> **TASK GOAL**: Repeat the records in full and exactly, omitting pictures.

(Lines of data)
+ + +

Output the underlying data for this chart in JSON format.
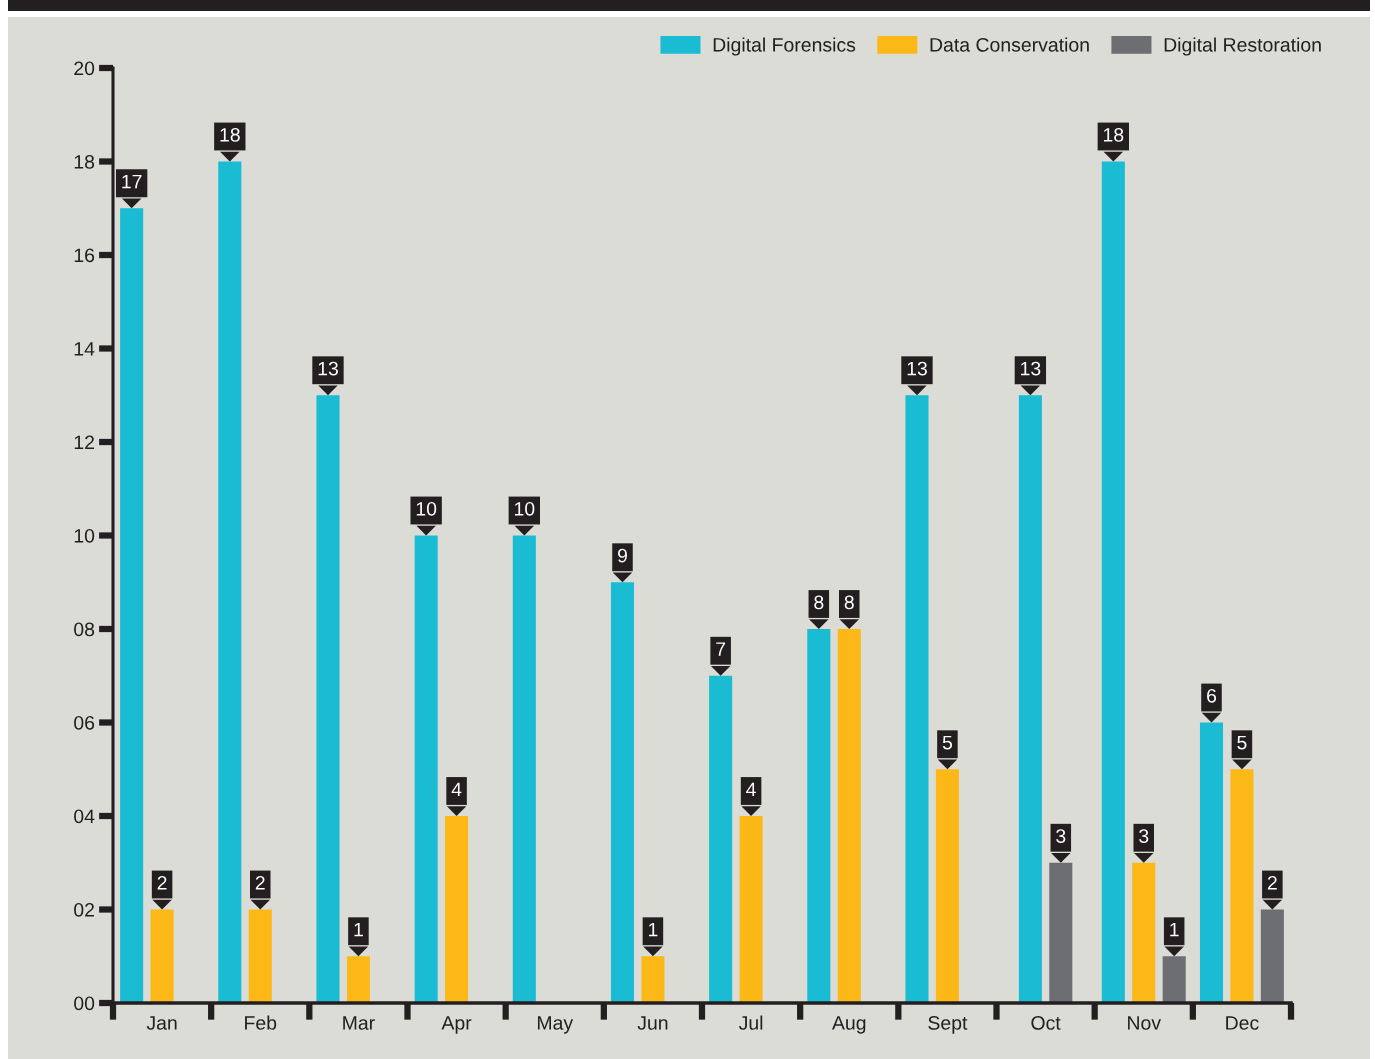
{
  "chart_data": {
    "type": "bar",
    "categories": [
      "Jan",
      "Feb",
      "Mar",
      "Apr",
      "May",
      "Jun",
      "Jul",
      "Aug",
      "Sept",
      "Oct",
      "Nov",
      "Dec"
    ],
    "series": [
      {
        "name": "Digital Forensics",
        "color": "#19bcd3",
        "values": [
          17,
          18,
          13,
          10,
          10,
          9,
          7,
          8,
          13,
          13,
          18,
          6
        ],
        "value_labels": [
          "17",
          "18",
          "13",
          "10",
          "10",
          "9",
          "7",
          "8",
          "13",
          "13",
          "18",
          "6"
        ]
      },
      {
        "name": "Data Conservation",
        "color": "#fbb817",
        "values": [
          2,
          2,
          1,
          4,
          null,
          1,
          4,
          8,
          5,
          null,
          3,
          5
        ],
        "value_labels": [
          "2",
          "2",
          "1",
          "4",
          null,
          "1",
          "4",
          "8",
          "5",
          null,
          "3",
          "5"
        ]
      },
      {
        "name": "Digital Restoration",
        "color": "#6d6e71",
        "values": [
          null,
          null,
          null,
          null,
          null,
          null,
          null,
          null,
          null,
          3,
          1,
          2
        ],
        "value_labels": [
          null,
          null,
          null,
          null,
          null,
          null,
          null,
          null,
          null,
          "3",
          "1",
          "2"
        ]
      }
    ],
    "ylim": [
      0,
      20
    ],
    "yticks": [
      {
        "value": 0,
        "label": "00"
      },
      {
        "value": 2,
        "label": "02"
      },
      {
        "value": 4,
        "label": "04"
      },
      {
        "value": 6,
        "label": "06"
      },
      {
        "value": 8,
        "label": "08"
      },
      10,
      12,
      14,
      16,
      18,
      20
    ],
    "legend": "top right"
  }
}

+ + +

> **ANSWER TO THE EXERCISE**:
Output the underlying data for this chart in JSON format.
{
  "chart_data": {
    "type": "bar",
    "categories": [
      "Jan",
      "Feb",
      "Mar",
      "Apr",
      "May",
      "Jun",
      "Jul",
      "Aug",
      "Sept",
      "Oct",
      "Nov",
      "Dec"
    ],
    "series": [
      {
        "name": "Digital Forensics",
        "color": "#19bcd3",
        "values": [
          17,
          18,
          13,
          10,
          10,
          9,
          7,
          8,
          13,
          13,
          18,
          6
        ],
        "value_labels": [
          "17",
          "18",
          "13",
          "10",
          "10",
          "9",
          "7",
          "8",
          "13",
          "13",
          "18",
          "6"
        ]
      },
      {
        "name": "Data Conservation",
        "color": "#fbb817",
        "values": [
          2,
          2,
          1,
          4,
          null,
          1,
          4,
          8,
          5,
          null,
          3,
          5
        ],
        "value_labels": [
          "2",
          "2",
          "1",
          "4",
          null,
          "1",
          "4",
          "8",
          "5",
          null,
          "3",
          "5"
        ]
      },
      {
        "name": "Digital Restoration",
        "color": "#6d6e71",
        "values": [
          null,
          null,
          null,
          null,
          null,
          null,
          null,
          null,
          null,
          3,
          1,
          2
        ],
        "value_labels": [
          null,
          null,
          null,
          null,
          null,
          null,
          null,
          null,
          null,
          "3",
          "1",
          "2"
        ]
      }
    ],
    "ylim": [
      0,
      20
    ],
    "yticks": [
      {
        "value": 0,
        "label": "00"
      },
      {
        "value": 2,
        "label": "02"
      },
      {
        "value": 4,
        "label": "04"
      },
      {
        "value": 6,
        "label": "06"
      },
      {
        "value": 8,
        "label": "08"
      },
      10,
      12,
      14,
      16,
      18,
      20
    ],
    "legend": "top right"
  }
}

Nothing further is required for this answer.